- _Exercise requirements_: Set down every line of the records below word for word, without altering any character.

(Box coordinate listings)

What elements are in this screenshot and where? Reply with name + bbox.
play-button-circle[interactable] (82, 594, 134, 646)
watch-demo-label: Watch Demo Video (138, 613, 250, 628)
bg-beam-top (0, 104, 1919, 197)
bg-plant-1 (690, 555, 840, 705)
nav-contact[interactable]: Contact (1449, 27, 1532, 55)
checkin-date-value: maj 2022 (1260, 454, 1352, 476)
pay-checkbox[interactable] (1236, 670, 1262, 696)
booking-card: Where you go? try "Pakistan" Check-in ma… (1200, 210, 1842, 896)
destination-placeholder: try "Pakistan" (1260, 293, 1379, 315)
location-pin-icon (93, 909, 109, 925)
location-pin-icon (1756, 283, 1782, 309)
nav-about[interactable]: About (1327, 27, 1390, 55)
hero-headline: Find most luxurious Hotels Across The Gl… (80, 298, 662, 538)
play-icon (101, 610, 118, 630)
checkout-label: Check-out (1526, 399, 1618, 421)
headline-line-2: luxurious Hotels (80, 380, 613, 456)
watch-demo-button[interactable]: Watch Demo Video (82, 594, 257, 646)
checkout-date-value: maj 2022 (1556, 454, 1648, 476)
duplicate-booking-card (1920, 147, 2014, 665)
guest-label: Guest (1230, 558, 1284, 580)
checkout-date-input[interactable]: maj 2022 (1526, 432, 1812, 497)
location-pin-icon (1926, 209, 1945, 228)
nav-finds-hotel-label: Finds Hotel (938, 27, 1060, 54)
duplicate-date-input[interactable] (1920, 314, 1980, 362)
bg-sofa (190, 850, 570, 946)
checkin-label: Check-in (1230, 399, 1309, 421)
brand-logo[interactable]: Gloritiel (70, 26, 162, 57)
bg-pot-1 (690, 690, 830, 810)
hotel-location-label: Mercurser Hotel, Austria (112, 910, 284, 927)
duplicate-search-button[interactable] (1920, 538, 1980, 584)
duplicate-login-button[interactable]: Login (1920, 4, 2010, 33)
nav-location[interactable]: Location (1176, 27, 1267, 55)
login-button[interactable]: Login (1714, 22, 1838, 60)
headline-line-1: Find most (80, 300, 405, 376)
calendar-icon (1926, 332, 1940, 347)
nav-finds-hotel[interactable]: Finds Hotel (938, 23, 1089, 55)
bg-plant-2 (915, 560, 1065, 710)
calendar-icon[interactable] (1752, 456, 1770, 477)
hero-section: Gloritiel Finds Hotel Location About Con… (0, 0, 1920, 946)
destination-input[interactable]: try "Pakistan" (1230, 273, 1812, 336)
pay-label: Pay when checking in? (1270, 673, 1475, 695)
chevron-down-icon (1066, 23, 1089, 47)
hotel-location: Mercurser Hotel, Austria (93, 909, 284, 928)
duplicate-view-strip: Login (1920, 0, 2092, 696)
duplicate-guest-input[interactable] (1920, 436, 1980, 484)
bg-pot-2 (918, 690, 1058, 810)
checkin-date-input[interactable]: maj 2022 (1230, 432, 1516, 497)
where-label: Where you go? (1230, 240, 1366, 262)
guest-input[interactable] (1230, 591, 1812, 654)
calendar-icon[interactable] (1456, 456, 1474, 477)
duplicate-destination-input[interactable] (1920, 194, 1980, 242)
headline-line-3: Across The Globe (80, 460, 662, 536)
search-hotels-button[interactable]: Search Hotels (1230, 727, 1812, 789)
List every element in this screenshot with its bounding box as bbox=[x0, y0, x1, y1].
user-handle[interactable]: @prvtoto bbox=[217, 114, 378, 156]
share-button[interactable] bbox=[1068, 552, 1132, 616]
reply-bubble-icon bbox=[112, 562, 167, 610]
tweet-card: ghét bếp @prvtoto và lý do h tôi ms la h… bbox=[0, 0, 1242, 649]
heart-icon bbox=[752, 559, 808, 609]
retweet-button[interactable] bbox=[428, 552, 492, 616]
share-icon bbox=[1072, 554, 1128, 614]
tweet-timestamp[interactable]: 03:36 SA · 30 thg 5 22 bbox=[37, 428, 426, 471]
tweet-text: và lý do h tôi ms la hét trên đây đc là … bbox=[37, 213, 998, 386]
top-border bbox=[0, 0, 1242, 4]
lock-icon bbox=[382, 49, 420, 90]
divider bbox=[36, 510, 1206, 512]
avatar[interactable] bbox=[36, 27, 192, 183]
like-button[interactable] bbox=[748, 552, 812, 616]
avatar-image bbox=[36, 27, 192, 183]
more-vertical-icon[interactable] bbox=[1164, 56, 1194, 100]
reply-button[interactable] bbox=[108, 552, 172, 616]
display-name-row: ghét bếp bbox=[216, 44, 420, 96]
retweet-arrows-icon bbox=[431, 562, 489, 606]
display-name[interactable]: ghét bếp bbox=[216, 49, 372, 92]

- _Solution_:
What elements are in this screenshot and where? Reply with name + bbox.
play-button-circle[interactable] (82, 594, 134, 646)
watch-demo-label: Watch Demo Video (138, 613, 250, 628)
bg-beam-top (0, 104, 1919, 197)
bg-plant-1 (690, 555, 840, 705)
nav-contact[interactable]: Contact (1449, 27, 1532, 55)
checkin-date-value: maj 2022 (1260, 454, 1352, 476)
pay-checkbox[interactable] (1236, 670, 1262, 696)
booking-card: Where you go? try "Pakistan" Check-in ma… (1200, 210, 1842, 896)
destination-placeholder: try "Pakistan" (1260, 293, 1379, 315)
location-pin-icon (93, 909, 109, 925)
location-pin-icon (1756, 283, 1782, 309)
nav-about[interactable]: About (1327, 27, 1390, 55)
hero-headline: Find most luxurious Hotels Across The Gl… (80, 298, 662, 538)
play-icon (101, 610, 118, 630)
checkout-label: Check-out (1526, 399, 1618, 421)
headline-line-2: luxurious Hotels (80, 380, 613, 456)
watch-demo-button[interactable]: Watch Demo Video (82, 594, 257, 646)
checkout-date-value: maj 2022 (1556, 454, 1648, 476)
duplicate-booking-card (1920, 147, 2014, 665)
guest-label: Guest (1230, 558, 1284, 580)
checkout-date-input[interactable]: maj 2022 (1526, 432, 1812, 497)
location-pin-icon (1926, 209, 1945, 228)
nav-finds-hotel-label: Finds Hotel (938, 27, 1060, 54)
duplicate-date-input[interactable] (1920, 314, 1980, 362)
bg-sofa (190, 850, 570, 946)
checkin-label: Check-in (1230, 399, 1309, 421)
brand-logo[interactable]: Gloritiel (70, 26, 162, 57)
bg-pot-1 (690, 690, 830, 810)
hotel-location-label: Mercurser Hotel, Austria (112, 910, 284, 927)
duplicate-search-button[interactable] (1920, 538, 1980, 584)
duplicate-login-button[interactable]: Login (1920, 4, 2010, 33)
nav-location[interactable]: Location (1176, 27, 1267, 55)
login-button[interactable]: Login (1714, 22, 1838, 60)
headline-line-1: Find most (80, 300, 405, 376)
calendar-icon (1926, 332, 1940, 347)
nav-finds-hotel[interactable]: Finds Hotel (938, 23, 1089, 55)
bg-plant-2 (915, 560, 1065, 710)
calendar-icon[interactable] (1752, 456, 1770, 477)
hero-section: Gloritiel Finds Hotel Location About Con… (0, 0, 1920, 946)
destination-input[interactable]: try "Pakistan" (1230, 273, 1812, 336)
pay-label: Pay when checking in? (1270, 673, 1475, 695)
chevron-down-icon (1066, 23, 1089, 47)
hotel-location: Mercurser Hotel, Austria (93, 909, 284, 928)
duplicate-view-strip: Login (1920, 0, 2092, 696)
duplicate-guest-input[interactable] (1920, 436, 1980, 484)
bg-pot-2 (918, 690, 1058, 810)
checkin-date-input[interactable]: maj 2022 (1230, 432, 1516, 497)
where-label: Where you go? (1230, 240, 1366, 262)
guest-input[interactable] (1230, 591, 1812, 654)
calendar-icon[interactable] (1456, 456, 1474, 477)
duplicate-destination-input[interactable] (1920, 194, 1980, 242)
headline-line-3: Across The Globe (80, 460, 662, 536)
search-hotels-button[interactable]: Search Hotels (1230, 727, 1812, 789)
List every element in this screenshot with its bounding box as bbox=[x0, y0, x1, y1].
user-handle[interactable]: @prvtoto bbox=[217, 114, 378, 156]
share-button[interactable] bbox=[1068, 552, 1132, 616]
reply-bubble-icon bbox=[112, 562, 167, 610]
tweet-card: ghét bếp @prvtoto và lý do h tôi ms la h… bbox=[0, 0, 1242, 649]
heart-icon bbox=[752, 559, 808, 609]
retweet-button[interactable] bbox=[428, 552, 492, 616]
share-icon bbox=[1072, 554, 1128, 614]
tweet-timestamp[interactable]: 03:36 SA · 30 thg 5 22 bbox=[37, 428, 426, 471]
tweet-text: và lý do h tôi ms la hét trên đây đc là … bbox=[37, 213, 998, 386]
top-border bbox=[0, 0, 1242, 4]
lock-icon bbox=[382, 49, 420, 90]
divider bbox=[36, 510, 1206, 512]
avatar[interactable] bbox=[36, 27, 192, 183]
like-button[interactable] bbox=[748, 552, 812, 616]
avatar-image bbox=[36, 27, 192, 183]
more-vertical-icon[interactable] bbox=[1164, 56, 1194, 100]
reply-button[interactable] bbox=[108, 552, 172, 616]
display-name-row: ghét bếp bbox=[216, 44, 420, 96]
retweet-arrows-icon bbox=[431, 562, 489, 606]
display-name[interactable]: ghét bếp bbox=[216, 49, 372, 92]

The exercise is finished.